§ **Exercise directions**:
Gather every line of the entries that includes the word "height".

§ **Recorded data**:
......
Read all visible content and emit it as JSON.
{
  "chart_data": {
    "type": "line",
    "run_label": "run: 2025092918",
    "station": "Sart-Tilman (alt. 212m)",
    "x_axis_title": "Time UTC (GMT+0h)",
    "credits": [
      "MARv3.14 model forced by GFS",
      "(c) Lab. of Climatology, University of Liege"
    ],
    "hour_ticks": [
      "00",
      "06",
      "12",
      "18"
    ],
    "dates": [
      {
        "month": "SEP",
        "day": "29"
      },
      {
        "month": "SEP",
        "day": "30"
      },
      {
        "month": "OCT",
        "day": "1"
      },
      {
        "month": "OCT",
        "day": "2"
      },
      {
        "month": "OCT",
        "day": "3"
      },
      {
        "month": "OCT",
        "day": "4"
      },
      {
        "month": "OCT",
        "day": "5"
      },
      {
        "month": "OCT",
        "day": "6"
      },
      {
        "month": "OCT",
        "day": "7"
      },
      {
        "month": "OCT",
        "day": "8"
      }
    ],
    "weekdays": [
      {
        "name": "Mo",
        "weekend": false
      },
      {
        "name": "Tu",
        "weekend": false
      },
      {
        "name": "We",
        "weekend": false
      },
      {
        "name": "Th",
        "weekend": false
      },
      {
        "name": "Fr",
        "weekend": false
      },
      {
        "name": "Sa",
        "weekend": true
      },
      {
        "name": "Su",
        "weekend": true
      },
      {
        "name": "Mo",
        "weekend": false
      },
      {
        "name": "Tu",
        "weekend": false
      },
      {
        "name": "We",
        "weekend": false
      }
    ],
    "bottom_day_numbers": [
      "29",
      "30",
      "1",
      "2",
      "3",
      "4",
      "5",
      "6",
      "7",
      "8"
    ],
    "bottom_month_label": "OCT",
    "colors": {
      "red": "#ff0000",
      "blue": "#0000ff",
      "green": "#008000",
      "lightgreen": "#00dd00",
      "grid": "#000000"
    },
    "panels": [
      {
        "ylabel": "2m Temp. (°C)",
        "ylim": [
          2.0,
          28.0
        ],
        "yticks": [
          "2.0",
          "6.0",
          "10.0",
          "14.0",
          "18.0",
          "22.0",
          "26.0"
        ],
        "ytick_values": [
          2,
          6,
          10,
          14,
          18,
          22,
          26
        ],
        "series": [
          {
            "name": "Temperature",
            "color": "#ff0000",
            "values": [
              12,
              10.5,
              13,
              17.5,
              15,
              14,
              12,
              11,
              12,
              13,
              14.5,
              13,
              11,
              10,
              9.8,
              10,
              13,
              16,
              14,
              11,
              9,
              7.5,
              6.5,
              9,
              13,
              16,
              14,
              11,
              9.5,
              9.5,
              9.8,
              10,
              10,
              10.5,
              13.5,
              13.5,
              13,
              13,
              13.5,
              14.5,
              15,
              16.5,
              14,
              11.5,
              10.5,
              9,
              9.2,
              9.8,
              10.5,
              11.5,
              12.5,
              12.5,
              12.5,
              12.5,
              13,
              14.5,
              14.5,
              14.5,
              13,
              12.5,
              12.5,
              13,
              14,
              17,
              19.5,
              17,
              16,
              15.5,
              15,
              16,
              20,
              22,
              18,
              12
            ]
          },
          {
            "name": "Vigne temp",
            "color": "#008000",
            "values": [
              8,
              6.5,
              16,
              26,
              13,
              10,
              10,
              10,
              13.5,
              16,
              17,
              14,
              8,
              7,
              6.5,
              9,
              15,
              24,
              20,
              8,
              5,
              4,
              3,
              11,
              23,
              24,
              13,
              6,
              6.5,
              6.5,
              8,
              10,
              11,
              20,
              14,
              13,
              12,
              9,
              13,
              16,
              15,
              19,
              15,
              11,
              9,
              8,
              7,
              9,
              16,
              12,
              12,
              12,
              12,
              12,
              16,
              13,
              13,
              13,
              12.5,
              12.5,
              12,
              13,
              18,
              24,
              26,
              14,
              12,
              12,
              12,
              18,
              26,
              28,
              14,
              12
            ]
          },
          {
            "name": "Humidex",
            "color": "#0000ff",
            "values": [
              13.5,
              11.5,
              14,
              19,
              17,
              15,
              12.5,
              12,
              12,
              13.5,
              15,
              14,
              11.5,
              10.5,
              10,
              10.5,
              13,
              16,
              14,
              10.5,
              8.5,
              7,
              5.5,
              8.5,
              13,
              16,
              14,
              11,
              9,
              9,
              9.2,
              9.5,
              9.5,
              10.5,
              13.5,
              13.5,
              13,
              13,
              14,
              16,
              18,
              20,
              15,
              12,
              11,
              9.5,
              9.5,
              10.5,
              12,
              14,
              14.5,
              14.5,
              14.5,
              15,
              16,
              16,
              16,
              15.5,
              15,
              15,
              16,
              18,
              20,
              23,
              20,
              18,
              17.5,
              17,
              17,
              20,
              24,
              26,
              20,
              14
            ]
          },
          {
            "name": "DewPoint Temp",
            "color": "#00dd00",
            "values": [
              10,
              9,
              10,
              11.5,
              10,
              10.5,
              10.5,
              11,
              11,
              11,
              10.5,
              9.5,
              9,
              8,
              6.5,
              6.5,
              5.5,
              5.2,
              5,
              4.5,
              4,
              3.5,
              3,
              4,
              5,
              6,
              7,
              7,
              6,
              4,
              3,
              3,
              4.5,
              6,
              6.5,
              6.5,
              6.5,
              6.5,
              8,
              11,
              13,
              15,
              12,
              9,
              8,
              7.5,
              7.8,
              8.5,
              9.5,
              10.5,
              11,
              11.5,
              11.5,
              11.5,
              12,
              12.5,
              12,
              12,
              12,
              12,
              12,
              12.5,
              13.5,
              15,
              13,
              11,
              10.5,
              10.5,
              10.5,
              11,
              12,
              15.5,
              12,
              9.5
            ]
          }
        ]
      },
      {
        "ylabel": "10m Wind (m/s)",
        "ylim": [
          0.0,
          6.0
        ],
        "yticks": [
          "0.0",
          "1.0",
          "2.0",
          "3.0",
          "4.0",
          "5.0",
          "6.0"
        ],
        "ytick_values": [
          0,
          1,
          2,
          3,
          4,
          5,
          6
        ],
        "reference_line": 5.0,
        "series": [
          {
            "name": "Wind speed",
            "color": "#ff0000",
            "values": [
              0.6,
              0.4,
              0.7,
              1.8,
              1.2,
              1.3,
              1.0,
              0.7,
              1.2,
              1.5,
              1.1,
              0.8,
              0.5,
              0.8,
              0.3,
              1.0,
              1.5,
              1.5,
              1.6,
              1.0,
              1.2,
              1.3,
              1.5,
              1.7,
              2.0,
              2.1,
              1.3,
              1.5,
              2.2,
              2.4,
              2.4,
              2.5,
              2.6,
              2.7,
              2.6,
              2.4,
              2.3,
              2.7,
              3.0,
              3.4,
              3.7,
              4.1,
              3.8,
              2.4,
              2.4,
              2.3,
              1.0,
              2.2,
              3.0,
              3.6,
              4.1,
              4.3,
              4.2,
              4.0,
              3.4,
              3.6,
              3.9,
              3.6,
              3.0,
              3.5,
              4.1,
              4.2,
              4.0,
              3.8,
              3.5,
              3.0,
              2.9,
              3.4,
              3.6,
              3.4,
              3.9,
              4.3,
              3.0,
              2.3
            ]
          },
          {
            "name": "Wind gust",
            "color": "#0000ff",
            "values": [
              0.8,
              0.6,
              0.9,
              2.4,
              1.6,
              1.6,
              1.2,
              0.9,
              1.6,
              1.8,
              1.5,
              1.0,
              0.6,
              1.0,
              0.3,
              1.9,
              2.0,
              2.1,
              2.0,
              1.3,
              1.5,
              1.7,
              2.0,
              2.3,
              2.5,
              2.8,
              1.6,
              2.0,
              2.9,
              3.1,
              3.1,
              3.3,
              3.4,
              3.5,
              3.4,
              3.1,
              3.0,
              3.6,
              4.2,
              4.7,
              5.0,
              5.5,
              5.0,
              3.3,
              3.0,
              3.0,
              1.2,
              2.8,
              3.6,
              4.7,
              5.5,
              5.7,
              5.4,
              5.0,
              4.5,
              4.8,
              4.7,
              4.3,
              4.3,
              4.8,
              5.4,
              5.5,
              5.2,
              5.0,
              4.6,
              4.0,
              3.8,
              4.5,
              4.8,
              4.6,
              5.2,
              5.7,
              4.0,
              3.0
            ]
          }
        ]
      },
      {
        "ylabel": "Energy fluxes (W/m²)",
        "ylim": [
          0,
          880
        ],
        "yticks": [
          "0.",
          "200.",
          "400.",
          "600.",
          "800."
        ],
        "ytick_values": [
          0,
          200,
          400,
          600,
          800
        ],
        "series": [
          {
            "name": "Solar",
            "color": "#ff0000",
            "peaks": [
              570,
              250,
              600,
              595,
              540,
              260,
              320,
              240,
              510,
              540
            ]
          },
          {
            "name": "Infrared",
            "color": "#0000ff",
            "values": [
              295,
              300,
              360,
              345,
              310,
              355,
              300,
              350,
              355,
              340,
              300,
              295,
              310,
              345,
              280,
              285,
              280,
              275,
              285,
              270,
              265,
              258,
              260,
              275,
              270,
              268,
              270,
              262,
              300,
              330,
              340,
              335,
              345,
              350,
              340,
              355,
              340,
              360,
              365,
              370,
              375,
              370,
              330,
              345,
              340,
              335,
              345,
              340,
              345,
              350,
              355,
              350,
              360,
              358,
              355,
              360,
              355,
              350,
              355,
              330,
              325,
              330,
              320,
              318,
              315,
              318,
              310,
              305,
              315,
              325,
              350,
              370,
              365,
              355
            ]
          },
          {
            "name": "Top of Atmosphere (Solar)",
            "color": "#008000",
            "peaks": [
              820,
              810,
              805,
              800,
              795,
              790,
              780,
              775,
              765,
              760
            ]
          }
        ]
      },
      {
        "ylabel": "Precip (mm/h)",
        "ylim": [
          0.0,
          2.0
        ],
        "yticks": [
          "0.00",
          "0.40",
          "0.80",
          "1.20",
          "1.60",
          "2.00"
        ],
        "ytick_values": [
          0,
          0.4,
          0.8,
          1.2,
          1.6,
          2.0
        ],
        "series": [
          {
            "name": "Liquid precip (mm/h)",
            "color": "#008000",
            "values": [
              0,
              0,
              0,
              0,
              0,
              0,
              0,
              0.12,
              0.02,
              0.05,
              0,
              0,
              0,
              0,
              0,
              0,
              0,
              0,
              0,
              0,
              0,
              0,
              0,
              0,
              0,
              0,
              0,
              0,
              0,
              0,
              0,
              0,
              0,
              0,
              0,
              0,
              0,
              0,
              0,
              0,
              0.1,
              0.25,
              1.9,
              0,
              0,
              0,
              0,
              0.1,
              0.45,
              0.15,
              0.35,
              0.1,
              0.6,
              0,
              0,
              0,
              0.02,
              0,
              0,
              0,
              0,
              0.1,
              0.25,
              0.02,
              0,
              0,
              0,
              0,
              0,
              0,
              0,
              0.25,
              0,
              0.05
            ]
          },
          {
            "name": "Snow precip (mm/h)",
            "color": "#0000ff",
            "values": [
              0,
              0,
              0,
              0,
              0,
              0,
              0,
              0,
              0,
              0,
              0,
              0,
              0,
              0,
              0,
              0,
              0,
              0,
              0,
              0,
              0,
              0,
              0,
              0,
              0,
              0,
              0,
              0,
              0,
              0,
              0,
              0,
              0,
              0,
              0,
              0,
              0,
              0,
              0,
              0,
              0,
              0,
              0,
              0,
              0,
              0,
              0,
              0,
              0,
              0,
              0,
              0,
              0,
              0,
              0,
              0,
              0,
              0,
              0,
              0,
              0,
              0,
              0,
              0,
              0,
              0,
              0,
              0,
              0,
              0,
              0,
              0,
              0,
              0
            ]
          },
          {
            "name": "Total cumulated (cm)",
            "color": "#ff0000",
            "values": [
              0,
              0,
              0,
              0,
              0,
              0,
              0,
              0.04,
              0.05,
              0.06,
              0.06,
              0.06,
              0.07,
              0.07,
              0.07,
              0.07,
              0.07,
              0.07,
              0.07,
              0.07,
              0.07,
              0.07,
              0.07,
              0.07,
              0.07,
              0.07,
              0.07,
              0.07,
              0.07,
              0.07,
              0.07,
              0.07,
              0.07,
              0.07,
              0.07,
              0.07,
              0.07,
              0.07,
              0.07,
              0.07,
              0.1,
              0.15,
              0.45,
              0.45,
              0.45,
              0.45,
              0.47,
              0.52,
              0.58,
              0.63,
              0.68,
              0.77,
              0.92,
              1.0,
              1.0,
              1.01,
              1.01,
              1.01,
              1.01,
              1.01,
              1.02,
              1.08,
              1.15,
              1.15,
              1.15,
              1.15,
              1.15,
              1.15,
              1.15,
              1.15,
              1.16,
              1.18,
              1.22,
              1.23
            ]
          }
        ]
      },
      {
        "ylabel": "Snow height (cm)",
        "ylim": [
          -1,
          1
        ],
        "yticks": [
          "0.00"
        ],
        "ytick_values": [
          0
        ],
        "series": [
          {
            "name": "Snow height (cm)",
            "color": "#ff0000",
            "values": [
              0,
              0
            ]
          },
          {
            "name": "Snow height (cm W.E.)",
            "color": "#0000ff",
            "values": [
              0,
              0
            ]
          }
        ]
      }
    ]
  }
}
......
§ **Solution to this exercise**:
        "ylabel": "Snow height (cm)",
            "name": "Snow height (cm)",
            "name": "Snow height (cm W.E.)",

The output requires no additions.